==== Record excerpts ====

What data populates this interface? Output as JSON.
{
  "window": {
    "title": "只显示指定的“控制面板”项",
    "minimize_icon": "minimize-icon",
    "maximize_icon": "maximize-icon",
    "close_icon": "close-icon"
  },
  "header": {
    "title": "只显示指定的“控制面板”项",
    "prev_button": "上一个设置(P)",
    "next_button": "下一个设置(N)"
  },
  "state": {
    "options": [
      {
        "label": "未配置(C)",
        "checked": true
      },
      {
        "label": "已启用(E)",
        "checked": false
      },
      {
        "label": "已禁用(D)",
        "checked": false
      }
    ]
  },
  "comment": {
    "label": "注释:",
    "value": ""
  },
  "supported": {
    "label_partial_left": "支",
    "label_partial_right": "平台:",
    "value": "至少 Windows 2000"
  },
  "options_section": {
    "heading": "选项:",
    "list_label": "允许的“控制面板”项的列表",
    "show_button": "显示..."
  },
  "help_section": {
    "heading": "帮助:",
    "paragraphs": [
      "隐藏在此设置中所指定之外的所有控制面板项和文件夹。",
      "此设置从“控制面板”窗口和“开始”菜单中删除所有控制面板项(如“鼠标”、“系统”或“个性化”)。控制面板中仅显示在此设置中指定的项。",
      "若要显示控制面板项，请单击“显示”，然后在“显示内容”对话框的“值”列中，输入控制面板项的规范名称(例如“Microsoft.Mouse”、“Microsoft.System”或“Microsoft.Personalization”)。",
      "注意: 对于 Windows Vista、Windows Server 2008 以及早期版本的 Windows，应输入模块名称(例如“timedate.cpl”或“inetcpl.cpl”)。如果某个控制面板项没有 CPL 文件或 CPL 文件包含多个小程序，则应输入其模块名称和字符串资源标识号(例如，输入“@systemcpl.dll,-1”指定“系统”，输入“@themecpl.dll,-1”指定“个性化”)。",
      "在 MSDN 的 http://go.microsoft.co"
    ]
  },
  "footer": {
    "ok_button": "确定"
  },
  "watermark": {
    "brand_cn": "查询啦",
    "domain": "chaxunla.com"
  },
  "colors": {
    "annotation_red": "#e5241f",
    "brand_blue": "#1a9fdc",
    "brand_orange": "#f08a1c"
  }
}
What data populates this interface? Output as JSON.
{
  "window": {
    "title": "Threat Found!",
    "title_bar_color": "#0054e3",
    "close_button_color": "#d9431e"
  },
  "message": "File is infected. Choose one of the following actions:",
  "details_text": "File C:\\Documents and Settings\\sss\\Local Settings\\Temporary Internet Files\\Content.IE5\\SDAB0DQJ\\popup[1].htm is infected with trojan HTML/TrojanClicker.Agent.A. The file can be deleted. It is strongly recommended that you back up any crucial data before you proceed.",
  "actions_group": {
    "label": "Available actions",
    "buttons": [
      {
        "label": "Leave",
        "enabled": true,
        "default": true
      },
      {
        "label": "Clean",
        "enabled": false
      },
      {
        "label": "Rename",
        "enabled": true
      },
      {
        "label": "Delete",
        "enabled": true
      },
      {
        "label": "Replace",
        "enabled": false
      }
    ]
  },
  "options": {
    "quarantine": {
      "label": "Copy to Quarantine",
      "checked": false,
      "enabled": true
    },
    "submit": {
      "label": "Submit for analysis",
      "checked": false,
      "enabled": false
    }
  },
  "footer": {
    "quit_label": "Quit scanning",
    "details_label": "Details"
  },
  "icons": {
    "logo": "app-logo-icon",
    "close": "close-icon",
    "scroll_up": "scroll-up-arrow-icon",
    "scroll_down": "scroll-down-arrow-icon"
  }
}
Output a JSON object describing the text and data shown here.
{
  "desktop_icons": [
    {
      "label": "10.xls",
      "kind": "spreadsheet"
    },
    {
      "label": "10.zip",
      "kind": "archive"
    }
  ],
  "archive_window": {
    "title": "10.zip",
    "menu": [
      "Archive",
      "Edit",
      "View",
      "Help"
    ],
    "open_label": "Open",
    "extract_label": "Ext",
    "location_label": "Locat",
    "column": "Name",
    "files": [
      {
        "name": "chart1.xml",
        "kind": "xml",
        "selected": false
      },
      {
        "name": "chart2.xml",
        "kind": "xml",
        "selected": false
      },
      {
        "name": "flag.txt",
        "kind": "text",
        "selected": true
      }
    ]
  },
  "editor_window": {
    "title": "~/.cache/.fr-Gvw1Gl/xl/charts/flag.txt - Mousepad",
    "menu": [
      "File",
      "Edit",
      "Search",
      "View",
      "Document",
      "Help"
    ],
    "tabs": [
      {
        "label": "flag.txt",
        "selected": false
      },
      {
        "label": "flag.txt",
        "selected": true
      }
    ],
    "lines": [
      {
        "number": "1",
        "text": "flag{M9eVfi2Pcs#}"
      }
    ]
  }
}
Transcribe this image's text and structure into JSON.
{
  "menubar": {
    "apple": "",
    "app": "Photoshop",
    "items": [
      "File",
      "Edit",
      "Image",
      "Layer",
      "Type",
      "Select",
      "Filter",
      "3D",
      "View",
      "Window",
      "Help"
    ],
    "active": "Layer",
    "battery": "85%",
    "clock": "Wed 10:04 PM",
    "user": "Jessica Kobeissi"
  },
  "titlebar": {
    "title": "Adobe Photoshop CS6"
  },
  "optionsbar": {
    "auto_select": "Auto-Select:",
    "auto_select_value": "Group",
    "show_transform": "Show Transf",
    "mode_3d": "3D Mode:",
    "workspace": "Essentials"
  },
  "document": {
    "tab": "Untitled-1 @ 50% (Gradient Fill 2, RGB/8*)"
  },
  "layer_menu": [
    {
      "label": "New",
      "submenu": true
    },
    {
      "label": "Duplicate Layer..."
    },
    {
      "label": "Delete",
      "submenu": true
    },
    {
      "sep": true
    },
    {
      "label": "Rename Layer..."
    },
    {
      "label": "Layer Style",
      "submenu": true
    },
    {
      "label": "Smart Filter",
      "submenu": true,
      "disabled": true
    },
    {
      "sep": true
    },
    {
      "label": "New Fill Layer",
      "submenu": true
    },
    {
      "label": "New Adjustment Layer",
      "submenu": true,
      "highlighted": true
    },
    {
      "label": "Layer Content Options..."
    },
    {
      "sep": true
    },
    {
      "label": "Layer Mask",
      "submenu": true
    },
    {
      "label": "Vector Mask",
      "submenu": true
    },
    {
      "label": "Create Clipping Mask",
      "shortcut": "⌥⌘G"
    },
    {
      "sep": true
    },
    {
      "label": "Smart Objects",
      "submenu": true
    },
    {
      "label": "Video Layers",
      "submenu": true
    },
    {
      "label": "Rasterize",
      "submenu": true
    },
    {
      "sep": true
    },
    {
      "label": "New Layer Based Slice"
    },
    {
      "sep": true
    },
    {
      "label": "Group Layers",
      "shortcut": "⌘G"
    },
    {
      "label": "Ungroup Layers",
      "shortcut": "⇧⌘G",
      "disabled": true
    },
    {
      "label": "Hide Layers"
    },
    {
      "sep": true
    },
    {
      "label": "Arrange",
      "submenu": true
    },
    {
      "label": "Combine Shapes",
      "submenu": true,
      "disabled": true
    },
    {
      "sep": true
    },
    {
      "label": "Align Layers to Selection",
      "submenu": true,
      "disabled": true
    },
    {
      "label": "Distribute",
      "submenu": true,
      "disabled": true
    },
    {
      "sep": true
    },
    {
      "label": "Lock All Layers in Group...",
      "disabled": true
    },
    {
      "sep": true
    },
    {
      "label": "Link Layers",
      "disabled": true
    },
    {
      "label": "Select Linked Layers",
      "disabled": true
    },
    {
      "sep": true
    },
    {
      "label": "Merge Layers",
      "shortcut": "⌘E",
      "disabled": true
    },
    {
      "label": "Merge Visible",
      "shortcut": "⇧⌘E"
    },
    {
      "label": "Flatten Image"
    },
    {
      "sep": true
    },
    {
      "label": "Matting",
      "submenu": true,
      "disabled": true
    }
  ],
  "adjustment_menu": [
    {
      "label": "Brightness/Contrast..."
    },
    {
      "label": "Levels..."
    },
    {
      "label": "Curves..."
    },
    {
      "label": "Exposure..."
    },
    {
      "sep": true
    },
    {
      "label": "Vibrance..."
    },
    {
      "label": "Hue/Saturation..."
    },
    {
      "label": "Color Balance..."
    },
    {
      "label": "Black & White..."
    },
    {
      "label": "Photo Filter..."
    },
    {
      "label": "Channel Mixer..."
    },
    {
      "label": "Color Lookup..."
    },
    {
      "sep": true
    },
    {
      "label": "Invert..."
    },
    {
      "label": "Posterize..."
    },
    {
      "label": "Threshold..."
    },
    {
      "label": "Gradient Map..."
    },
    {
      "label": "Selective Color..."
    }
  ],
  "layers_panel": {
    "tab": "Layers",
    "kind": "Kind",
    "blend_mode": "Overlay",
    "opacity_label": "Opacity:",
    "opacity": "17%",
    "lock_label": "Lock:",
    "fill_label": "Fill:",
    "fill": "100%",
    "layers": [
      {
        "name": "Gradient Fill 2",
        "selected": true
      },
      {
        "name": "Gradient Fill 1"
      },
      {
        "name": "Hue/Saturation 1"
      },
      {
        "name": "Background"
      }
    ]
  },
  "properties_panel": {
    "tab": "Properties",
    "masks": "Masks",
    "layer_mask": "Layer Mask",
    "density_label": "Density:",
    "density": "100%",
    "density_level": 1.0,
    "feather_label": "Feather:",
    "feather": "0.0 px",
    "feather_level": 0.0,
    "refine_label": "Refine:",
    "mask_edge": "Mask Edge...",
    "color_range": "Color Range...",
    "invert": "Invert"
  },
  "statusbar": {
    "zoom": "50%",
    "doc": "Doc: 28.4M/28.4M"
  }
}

====

— Request —
Pull out each line of the records holding the string "scroll".

— Written reply —
    "scroll_up": "scroll-up-arrow-icon",
    "scroll_down": "scroll-down-arrow-icon"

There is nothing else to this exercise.